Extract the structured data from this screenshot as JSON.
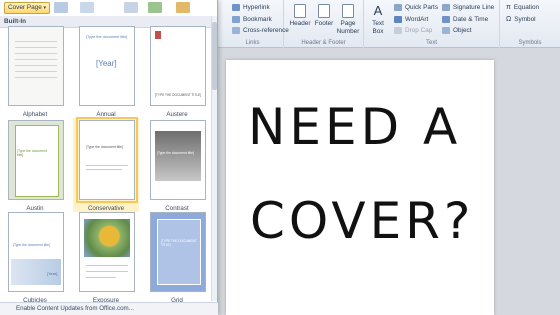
{
  "ribbon": {
    "links": {
      "group_label": "Links",
      "items": [
        "Hyperlink",
        "Bookmark",
        "Cross-reference"
      ]
    },
    "header_footer": {
      "group_label": "Header & Footer",
      "buttons": [
        "Header",
        "Footer",
        "Page",
        "Number"
      ]
    },
    "text": {
      "group_label": "Text",
      "textbox_line1": "Text",
      "textbox_line2": "Box",
      "items": [
        "Quick Parts",
        "WordArt",
        "Drop Cap",
        "Signature Line",
        "Date & Time",
        "Object"
      ]
    },
    "symbols": {
      "group_label": "Symbols",
      "items": [
        "Equation",
        "Symbol"
      ]
    }
  },
  "dropdown": {
    "button_label": "Cover Page",
    "section_header": "Built-In",
    "footer_link": "Enable Content Updates from Office.com...",
    "tiles": [
      {
        "name": "Alphabet",
        "thumb_text": ""
      },
      {
        "name": "Annual",
        "thumb_text": "[Type the document title]",
        "thumb_year": "[Year]"
      },
      {
        "name": "Austere",
        "thumb_text": "[TYPE THE DOCUMENT TITLE]"
      },
      {
        "name": "Austin",
        "thumb_text": "[Type the document title]"
      },
      {
        "name": "Conservative",
        "thumb_text": "[Type the document title]"
      },
      {
        "name": "Contrast",
        "thumb_text": "[Type the document title]"
      },
      {
        "name": "Cubicles",
        "thumb_text": "[Type the document title]",
        "thumb_year": "[Year]"
      },
      {
        "name": "Exposure",
        "thumb_text": ""
      },
      {
        "name": "Grid",
        "thumb_text": "[TYPE THE DOCUMENT TITLE]"
      }
    ]
  },
  "document": {
    "line1": "NEED A",
    "line2": "COVER?"
  },
  "colors": {
    "accent_blue": "#4f81bd",
    "selected_tile": "#fff2c8",
    "button_gold": "#ffd86b"
  }
}
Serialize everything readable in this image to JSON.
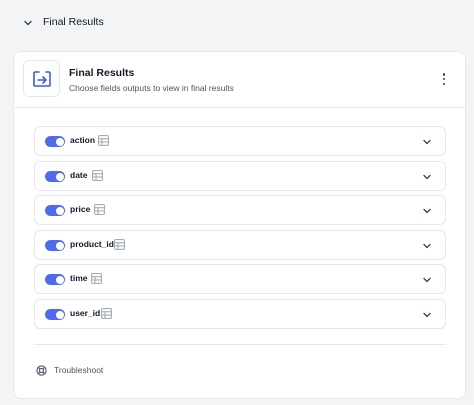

- Stated exercise: Except for the pictures, give all the material above again verbatim.

- Complete response:
Extract the structured data from this screenshot as JSON.
{
  "ribbon": {
    "links": {
      "group_label": "Links",
      "items": [
        "Hyperlink",
        "Bookmark",
        "Cross-reference"
      ]
    },
    "header_footer": {
      "group_label": "Header & Footer",
      "buttons": [
        "Header",
        "Footer",
        "Page",
        "Number"
      ]
    },
    "text": {
      "group_label": "Text",
      "textbox_line1": "Text",
      "textbox_line2": "Box",
      "items": [
        "Quick Parts",
        "WordArt",
        "Drop Cap",
        "Signature Line",
        "Date & Time",
        "Object"
      ]
    },
    "symbols": {
      "group_label": "Symbols",
      "items": [
        "Equation",
        "Symbol"
      ]
    }
  },
  "dropdown": {
    "button_label": "Cover Page",
    "section_header": "Built-In",
    "footer_link": "Enable Content Updates from Office.com...",
    "tiles": [
      {
        "name": "Alphabet",
        "thumb_text": ""
      },
      {
        "name": "Annual",
        "thumb_text": "[Type the document title]",
        "thumb_year": "[Year]"
      },
      {
        "name": "Austere",
        "thumb_text": "[TYPE THE DOCUMENT TITLE]"
      },
      {
        "name": "Austin",
        "thumb_text": "[Type the document title]"
      },
      {
        "name": "Conservative",
        "thumb_text": "[Type the document title]"
      },
      {
        "name": "Contrast",
        "thumb_text": "[Type the document title]"
      },
      {
        "name": "Cubicles",
        "thumb_text": "[Type the document title]",
        "thumb_year": "[Year]"
      },
      {
        "name": "Exposure",
        "thumb_text": ""
      },
      {
        "name": "Grid",
        "thumb_text": "[TYPE THE DOCUMENT TITLE]"
      }
    ]
  },
  "document": {
    "line1": "NEED A",
    "line2": "COVER?"
  },
  "colors": {
    "accent_blue": "#4f81bd",
    "selected_tile": "#fff2c8",
    "button_gold": "#ffd86b"
  }
}
Serialize everything readable in this image to JSON.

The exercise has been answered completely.